Start of Source passage

# Vortex/ak47-c99/bb jam/blue Apollo By Loolagigi



## loolagigi (Mar 3, 2010)

just picked up my beans with a buddy from another shipment address. 
the beans i baught are....tga-vortex....joey weeds, blue apollo, and ak47-c99, and dr atomic blueberry jam!  as you can see the blueberry jam, and the two joey weed packs have nice fat seeds.  i wanted the vortex more than the others, but the tga vortex seeds are really small. i will take 2 seeds from each strain and germ them tommorow. so in the end we shall see who has the most viable seeds. i hope the tga vortex shows promise....they are very tiny seeds.  hang around friends, this will be a intresting science project!  Loola


----------



## growman05 (Mar 3, 2010)

Can't wait to see what the vortex does.

Gonna :watchplant: this one 

Green mojo for you


----------



## matt612346 (Mar 3, 2010)

nice stuff... ak47 a nice choice  one of my favs


----------



## loolagigi (Mar 4, 2010)

maybe subcool can justify why the vortex from hd are much smaller than "regular" seeds size.  i cant talk much, due to the fact i have not germed any of the strains posted, but in due time we shall know the truth! the only reason i am being so paronoyed about small seed size is.....i have been "convinced by advertising" that tga would be the "breeder" i was in seek of.  tga...i have spoken well of you, please back me up .............................Loola


----------



## kaotik (Mar 4, 2010)

haven't you ever heard size doesn't mean anything?    

seriously though, don't worry man. i've had incredably tiny seeds before that were completely fine.


----------



## loolagigi (Mar 4, 2010)

kaotik said:
			
		

> haven't you ever heard size doesn't mean anything?
> 
> seriously though, don't worry man. i've had incredably tiny seeds before that were completely fine.


let me tell you...at 5'5" i have heard "size does not matter", but in commom sence, i know that thats just a "being easy on you phrase". i hope you are right.......i am looking for that "magic" strain as "they" say!

sub...either way i have much love for you!!!!!!!!!!!!!!!!!!!!!!!!!!!!!


----------



## Trafic (Mar 4, 2010)

Damn nice seed selection you've got there.


----------



## loolagigi (Mar 4, 2010)

Trafic said:
			
		

> Damn nice seed selection you've got there.


i am no dumby..i have done my research.


----------



## legalize_freedom (Mar 4, 2010)

Hey man...it looks like we have some things in common other than addiction...lol...nice strains man!  Your gonna love the C99 AK47.  I got a flower room full of clones!

Look closer I bet your C99 AK seeds are little tiny things...if they aren't then they are not the same seeds I had...mine were tiny.


----------



## loolagigi (Mar 4, 2010)

legalize_freedom said:
			
		

> Hey man...it looks like we have some things in common other than addiction...lol...nice strains man! Your gonna love the C99 AK47. I got a flower room full of clones!

End of Source passage
Start of Dataset excerpt

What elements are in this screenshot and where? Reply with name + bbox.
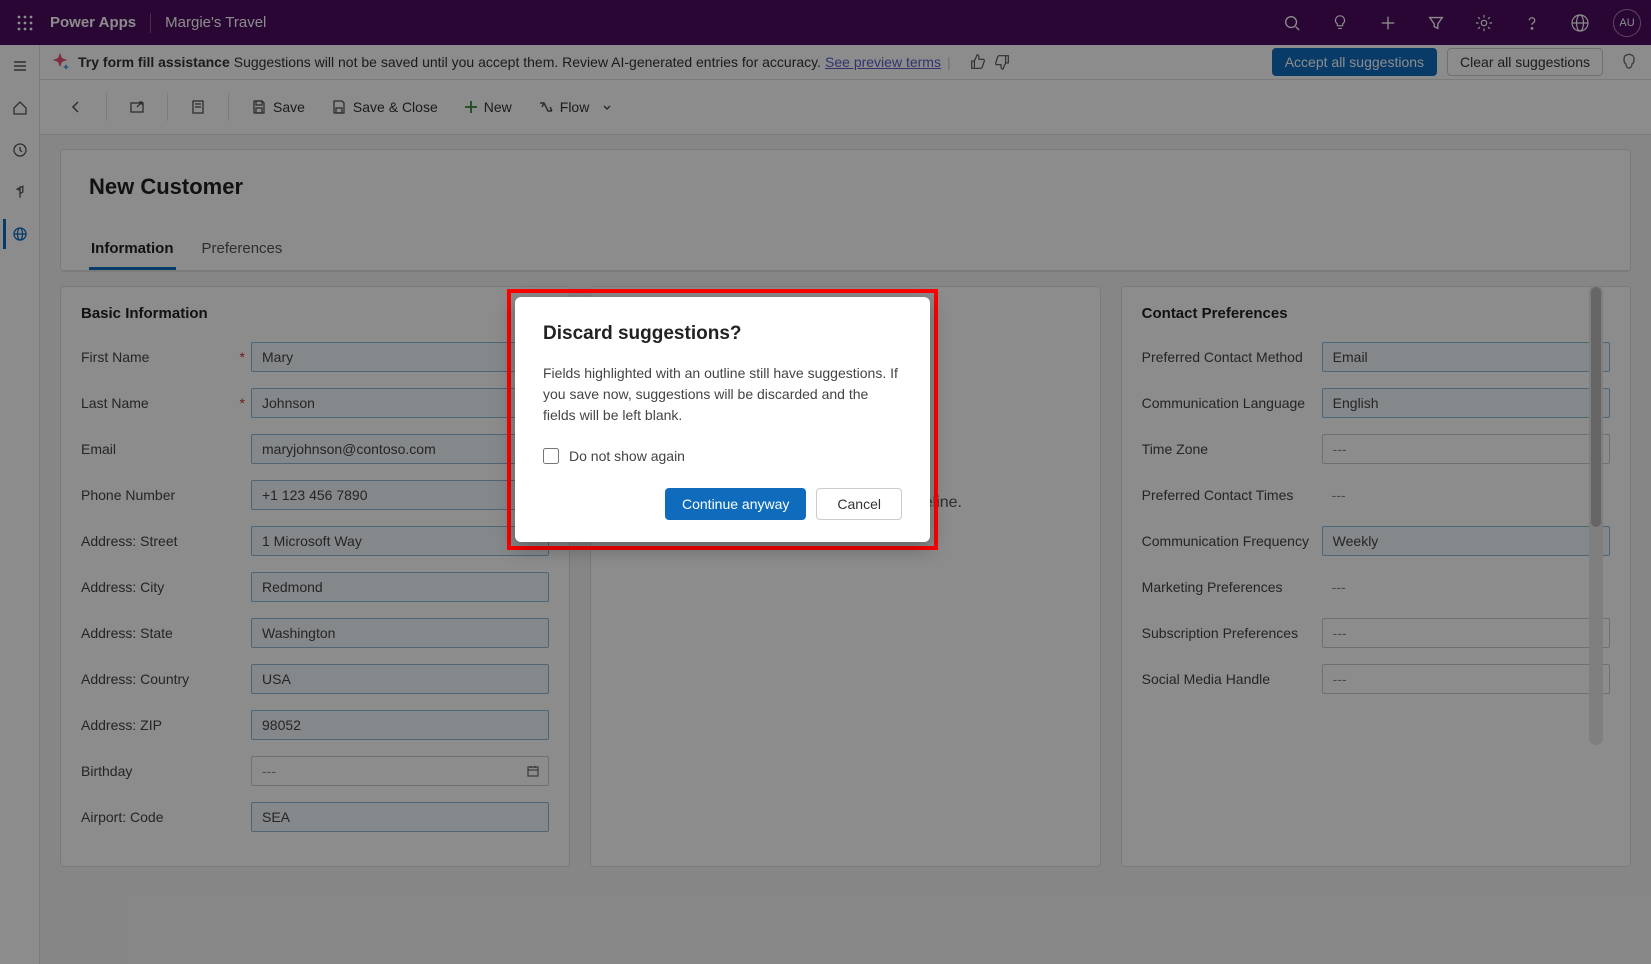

End of Dataset excerpt

* **Required work**:
[A] List the usernames of everyone who posts in the seed-selection forum thread, each name once.
[B] Extend the forum thread about the seed selection, beginning with loolagigi's reply beneath the quoted post from legalize_freedom.

* **In response**:
[A] loolagigi, growman05, matt612346, kaotik, Trafic, legalize_freedom

[B]
> 
> Look closer I bet your C99 AK seeds are little tiny things...if they aren't then they are not the same seeds I had...mine were tiny.


lf, to be honest, the joey weed seeds i got are "regular" sized seeds. my tga seeds are the "beans" i am concered with when size of seeds matters. i hope size prooves me wrong!


----------



## 4EVR420 (Mar 4, 2010)

Loola, to start with i just subscribed to your thread! awsome selection you got there, im getting some jack the ripper this weekend! i cant wait! i just wanted to let you know that my last seed order had a bunch of small beans in it, i decided to grow all the small ones first and had absolutely no problems with them at all...hope yours do the same. good luck and lots of mojo for your girls!!


----------



## 2Dog (Mar 4, 2010)

my ssh were very tiny and they all popped! good luck nice choices.


----------



## loolagigi (Mar 4, 2010)

well i started the madness.....i took 4 seeds from each strain and have them in 4 seperate zip lock bags with the paper towel method. always seemed to have good results this way. i figure with 16 beans germing i can get some good females to start as moms. ill be asking for advice here and there so stay tuned...should have some seedlings in a week or so. once the seeds crack i will put them in rockool cubes.


----------



## legalize_freedom (Mar 6, 2010)

size of beans don't mean anything.  Loola I was just saying in that other post that my joey weed seeds were tiny.  I got 10 out of 10 germinated, and 6  fems.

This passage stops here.